• **DOCUMENT EXTRACT**
┏━━
Although it is not obvious, and usually not pointed out when explaining the workings of the ordinal method, the key element of the method which makes it successful in minimizing the effects of judges bias is that the method is based on the median of the ordinals assigned each skater; i.e., when you read a results sheet the majority ordinal is actually the median ordinal. When you see 5/3 for a skater's majority what this means is that the median ordinal for the skater was third, and five judges placed the skater at or above the median ordinal.

In the ordinal method the median ordinal is the primary determinant for the skaters' places; everything else is tie breakers. If two skaters have the same median ordinal the number of judges placing the skater at or above the median ordinal breaks the tie. If the skaters have the same number of judges at or above the median ordinal then the sum of the ordinals for the judges in the majority breaks the tie. If that number is the same, then the sum of all the ordinals breaks the tie. If that number is the same the skaters are tied.

This use of the median to filter out judge's bias is a well know tool in numerical analysis. Whenever a measured parameter is subject to random errors and occasional systematic errors, the median mark is frequently a better gauge of the characteristic value of the parameter than is a simple average. For a parameter in which positive random errors are as common as negative random errors, the median value and the average value for the data will be the same in the absence of systematic errors. If, however, systematic errors are present, one large systematic error (a noise spike) can substantially skew the average value, but will have little impact on the median value, thus making it preferable to use the median value. Because the use of median values can be such a powerful tool to filter out systematic errors, several of the methods studied here rely heavily on the use of the median mark.

Methods Studied

The following methods have been thus far been studied.

Ordinal

This is the current method and serves as a reference against which the other methods are compared.

Simple Mean

This consists of taking the average of the judges total marks. This method is not of practical use since it has no immunity to the effects of bias. It is, however, the best method to use when marks are only affected by random errors and, thus, a good reference against which to compare the performance of other methods in dealing with random errors.

Clipped Mean

This consists of dropping out the high and low marks and then averaging the remaining marks. The first and second marks can be clipped and averaged separately and then summed, or the total marks can be clipped and averaged. Both approaches have been studied.
┗━━
• **STORED RECORDS**
┏━━
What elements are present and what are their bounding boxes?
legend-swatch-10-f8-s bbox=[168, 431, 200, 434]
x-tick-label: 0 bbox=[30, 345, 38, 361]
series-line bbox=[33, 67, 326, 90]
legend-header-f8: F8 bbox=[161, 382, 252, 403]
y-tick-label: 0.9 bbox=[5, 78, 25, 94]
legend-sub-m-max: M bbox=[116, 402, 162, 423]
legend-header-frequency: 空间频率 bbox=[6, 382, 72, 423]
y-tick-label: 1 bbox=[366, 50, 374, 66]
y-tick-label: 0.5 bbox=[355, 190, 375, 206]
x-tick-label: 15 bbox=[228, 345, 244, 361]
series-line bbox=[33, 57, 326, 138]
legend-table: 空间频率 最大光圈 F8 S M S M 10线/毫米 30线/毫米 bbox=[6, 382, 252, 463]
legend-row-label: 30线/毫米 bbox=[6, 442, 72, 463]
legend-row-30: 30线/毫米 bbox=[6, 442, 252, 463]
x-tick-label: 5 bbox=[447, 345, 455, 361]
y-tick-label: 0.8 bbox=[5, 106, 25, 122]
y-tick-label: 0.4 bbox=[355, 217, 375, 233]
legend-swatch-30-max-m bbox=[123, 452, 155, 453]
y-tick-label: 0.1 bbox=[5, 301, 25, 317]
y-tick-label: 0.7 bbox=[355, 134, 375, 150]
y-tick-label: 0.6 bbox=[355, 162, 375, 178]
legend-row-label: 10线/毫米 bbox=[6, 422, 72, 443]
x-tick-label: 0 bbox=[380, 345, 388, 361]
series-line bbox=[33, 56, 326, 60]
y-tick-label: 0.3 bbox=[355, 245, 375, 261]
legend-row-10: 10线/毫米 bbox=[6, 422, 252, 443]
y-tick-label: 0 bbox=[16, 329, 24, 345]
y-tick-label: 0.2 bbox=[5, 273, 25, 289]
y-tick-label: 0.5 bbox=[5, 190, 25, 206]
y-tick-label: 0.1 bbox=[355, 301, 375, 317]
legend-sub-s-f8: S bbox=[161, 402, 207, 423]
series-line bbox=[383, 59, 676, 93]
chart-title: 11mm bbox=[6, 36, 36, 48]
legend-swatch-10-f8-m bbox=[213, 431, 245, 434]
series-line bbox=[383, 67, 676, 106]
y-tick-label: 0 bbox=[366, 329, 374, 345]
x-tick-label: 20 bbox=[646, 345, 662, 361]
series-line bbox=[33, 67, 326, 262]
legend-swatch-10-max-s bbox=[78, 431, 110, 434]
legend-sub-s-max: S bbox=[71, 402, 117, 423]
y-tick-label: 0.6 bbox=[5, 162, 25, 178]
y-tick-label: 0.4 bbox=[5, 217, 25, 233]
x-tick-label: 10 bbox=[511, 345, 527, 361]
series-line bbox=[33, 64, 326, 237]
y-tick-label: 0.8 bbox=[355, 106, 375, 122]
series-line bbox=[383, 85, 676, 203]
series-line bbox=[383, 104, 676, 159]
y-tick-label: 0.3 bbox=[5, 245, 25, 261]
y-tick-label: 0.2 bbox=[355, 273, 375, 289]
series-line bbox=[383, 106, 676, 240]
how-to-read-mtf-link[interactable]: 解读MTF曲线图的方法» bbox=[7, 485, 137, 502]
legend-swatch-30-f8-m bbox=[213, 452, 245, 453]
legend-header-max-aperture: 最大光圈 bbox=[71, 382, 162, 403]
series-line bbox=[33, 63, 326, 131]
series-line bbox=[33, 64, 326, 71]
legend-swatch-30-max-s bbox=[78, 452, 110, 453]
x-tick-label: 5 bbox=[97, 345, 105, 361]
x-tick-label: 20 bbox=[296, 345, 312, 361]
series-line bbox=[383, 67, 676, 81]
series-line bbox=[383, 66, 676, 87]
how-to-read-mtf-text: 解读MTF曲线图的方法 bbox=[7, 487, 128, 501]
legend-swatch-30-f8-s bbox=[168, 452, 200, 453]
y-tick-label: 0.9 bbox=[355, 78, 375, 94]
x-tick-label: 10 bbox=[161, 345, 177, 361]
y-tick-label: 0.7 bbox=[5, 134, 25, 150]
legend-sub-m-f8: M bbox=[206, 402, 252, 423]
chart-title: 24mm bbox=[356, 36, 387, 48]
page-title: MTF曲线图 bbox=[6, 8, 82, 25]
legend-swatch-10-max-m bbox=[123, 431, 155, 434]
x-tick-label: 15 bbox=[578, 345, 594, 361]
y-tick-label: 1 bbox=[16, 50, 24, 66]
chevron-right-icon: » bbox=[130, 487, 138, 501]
┗━━
• **PROMPT**
Reproduce the part of the judging-methods text that begins at the words "This consists of taking" and stops after "with random errors.". Leave out the entries.

• **RESULT OF THIS EXERCISE**
This consists of taking the average of the judges total marks. This method is not of practical use since it has no immunity to the effects of bias. It is, however, the best method to use when marks are only affected by random errors and, thus, a good reference against which to compare the performance of other methods in dealing with random errors.